*PROBLEM TO WORK ON*
Repeat every record below exactly as it appears.

### RECORDS FOR PROCESSING

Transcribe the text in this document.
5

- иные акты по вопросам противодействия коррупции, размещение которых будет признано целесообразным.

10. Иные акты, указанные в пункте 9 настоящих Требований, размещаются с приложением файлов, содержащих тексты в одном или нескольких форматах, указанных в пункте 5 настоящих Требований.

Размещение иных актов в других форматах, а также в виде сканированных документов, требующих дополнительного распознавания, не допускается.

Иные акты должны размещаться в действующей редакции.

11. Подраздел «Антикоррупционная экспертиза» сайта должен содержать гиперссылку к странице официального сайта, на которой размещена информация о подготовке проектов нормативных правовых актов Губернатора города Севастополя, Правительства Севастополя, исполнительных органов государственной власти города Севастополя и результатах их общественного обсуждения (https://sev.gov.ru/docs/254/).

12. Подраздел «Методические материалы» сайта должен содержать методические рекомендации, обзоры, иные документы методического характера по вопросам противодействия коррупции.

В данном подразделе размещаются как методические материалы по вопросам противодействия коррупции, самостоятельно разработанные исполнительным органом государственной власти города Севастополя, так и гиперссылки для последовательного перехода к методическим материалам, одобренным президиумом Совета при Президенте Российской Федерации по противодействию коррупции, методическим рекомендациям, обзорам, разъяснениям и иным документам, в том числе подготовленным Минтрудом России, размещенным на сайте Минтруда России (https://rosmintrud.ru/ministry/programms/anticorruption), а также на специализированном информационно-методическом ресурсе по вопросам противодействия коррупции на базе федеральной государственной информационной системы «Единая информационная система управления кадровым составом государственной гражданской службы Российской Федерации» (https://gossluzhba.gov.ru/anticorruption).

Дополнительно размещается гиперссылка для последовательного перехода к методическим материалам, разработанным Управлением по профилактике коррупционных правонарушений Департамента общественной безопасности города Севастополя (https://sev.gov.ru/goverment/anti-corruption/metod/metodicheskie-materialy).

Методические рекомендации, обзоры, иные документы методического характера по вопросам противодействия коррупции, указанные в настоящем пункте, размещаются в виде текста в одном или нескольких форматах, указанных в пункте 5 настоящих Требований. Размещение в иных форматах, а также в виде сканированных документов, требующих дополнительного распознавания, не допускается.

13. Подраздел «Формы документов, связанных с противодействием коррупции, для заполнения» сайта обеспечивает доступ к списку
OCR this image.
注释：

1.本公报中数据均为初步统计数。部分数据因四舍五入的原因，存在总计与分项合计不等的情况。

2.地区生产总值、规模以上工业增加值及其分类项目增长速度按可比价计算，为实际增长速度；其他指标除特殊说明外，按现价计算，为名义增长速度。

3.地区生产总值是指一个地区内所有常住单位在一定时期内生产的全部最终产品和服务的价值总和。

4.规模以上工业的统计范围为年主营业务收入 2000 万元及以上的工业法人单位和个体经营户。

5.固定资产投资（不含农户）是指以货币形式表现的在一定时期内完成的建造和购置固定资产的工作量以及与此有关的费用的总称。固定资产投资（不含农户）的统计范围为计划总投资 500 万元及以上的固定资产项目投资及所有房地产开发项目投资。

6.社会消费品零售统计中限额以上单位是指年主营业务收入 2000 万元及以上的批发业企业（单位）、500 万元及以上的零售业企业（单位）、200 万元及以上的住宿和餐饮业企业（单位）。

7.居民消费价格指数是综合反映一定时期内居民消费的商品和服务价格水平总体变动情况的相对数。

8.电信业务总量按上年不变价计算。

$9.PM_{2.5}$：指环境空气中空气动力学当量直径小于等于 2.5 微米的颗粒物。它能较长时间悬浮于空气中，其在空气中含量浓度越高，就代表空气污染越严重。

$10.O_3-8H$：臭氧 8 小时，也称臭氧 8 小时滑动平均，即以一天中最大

######

*WRITTEN ANSWER*
Transcribe the text in this document.
5

- иные акты по вопросам противодействия коррупции, размещение которых будет признано целесообразным.

10. Иные акты, указанные в пункте 9 настоящих Требований, размещаются с приложением файлов, содержащих тексты в одном или нескольких форматах, указанных в пункте 5 настоящих Требований.

Размещение иных актов в других форматах, а также в виде сканированных документов, требующих дополнительного распознавания, не допускается.

Иные акты должны размещаться в действующей редакции.

11. Подраздел «Антикоррупционная экспертиза» сайта должен содержать гиперссылку к странице официального сайта, на которой размещена информация о подготовке проектов нормативных правовых актов Губернатора города Севастополя, Правительства Севастополя, исполнительных органов государственной власти города Севастополя и результатах их общественного обсуждения (https://sev.gov.ru/docs/254/).

12. Подраздел «Методические материалы» сайта должен содержать методические рекомендации, обзоры, иные документы методического характера по вопросам противодействия коррупции.

В данном подразделе размещаются как методические материалы по вопросам противодействия коррупции, самостоятельно разработанные исполнительным органом государственной власти города Севастополя, так и гиперссылки для последовательного перехода к методическим материалам, одобренным президиумом Совета при Президенте Российской Федерации по противодействию коррупции, методическим рекомендациям, обзорам, разъяснениям и иным документам, в том числе подготовленным Минтрудом России, размещенным на сайте Минтруда России (https://rosmintrud.ru/ministry/programms/anticorruption), а также на специализированном информационно-методическом ресурсе по вопросам противодействия коррупции на базе федеральной государственной информационной системы «Единая информационная система управления кадровым составом государственной гражданской службы Российской Федерации» (https://gossluzhba.gov.ru/anticorruption).

Дополнительно размещается гиперссылка для последовательного перехода к методическим материалам, разработанным Управлением по профилактике коррупционных правонарушений Департамента общественной безопасности города Севастополя (https://sev.gov.ru/goverment/anti-corruption/metod/metodicheskie-materialy).

Методические рекомендации, обзоры, иные документы методического характера по вопросам противодействия коррупции, указанные в настоящем пункте, размещаются в виде текста в одном или нескольких форматах, указанных в пункте 5 настоящих Требований. Размещение в иных форматах, а также в виде сканированных документов, требующих дополнительного распознавания, не допускается.

13. Подраздел «Формы документов, связанных с противодействием коррупции, для заполнения» сайта обеспечивает доступ к списку
OCR this image.
注释：

1.本公报中数据均为初步统计数。部分数据因四舍五入的原因，存在总计与分项合计不等的情况。

2.地区生产总值、规模以上工业增加值及其分类项目增长速度按可比价计算，为实际增长速度；其他指标除特殊说明外，按现价计算，为名义增长速度。

3.地区生产总值是指一个地区内所有常住单位在一定时期内生产的全部最终产品和服务的价值总和。

4.规模以上工业的统计范围为年主营业务收入 2000 万元及以上的工业法人单位和个体经营户。

5.固定资产投资（不含农户）是指以货币形式表现的在一定时期内完成的建造和购置固定资产的工作量以及与此有关的费用的总称。固定资产投资（不含农户）的统计范围为计划总投资 500 万元及以上的固定资产项目投资及所有房地产开发项目投资。

6.社会消费品零售统计中限额以上单位是指年主营业务收入 2000 万元及以上的批发业企业（单位）、500 万元及以上的零售业企业（单位）、200 万元及以上的住宿和餐饮业企业（单位）。

7.居民消费价格指数是综合反映一定时期内居民消费的商品和服务价格水平总体变动情况的相对数。

8.电信业务总量按上年不变价计算。

$9.PM_{2.5}$：指环境空气中空气动力学当量直径小于等于 2.5 微米的颗粒物。它能较长时间悬浮于空气中，其在空气中含量浓度越高，就代表空气污染越严重。

$10.O_3-8H$：臭氧 8 小时，也称臭氧 8 小时滑动平均，即以一天中最大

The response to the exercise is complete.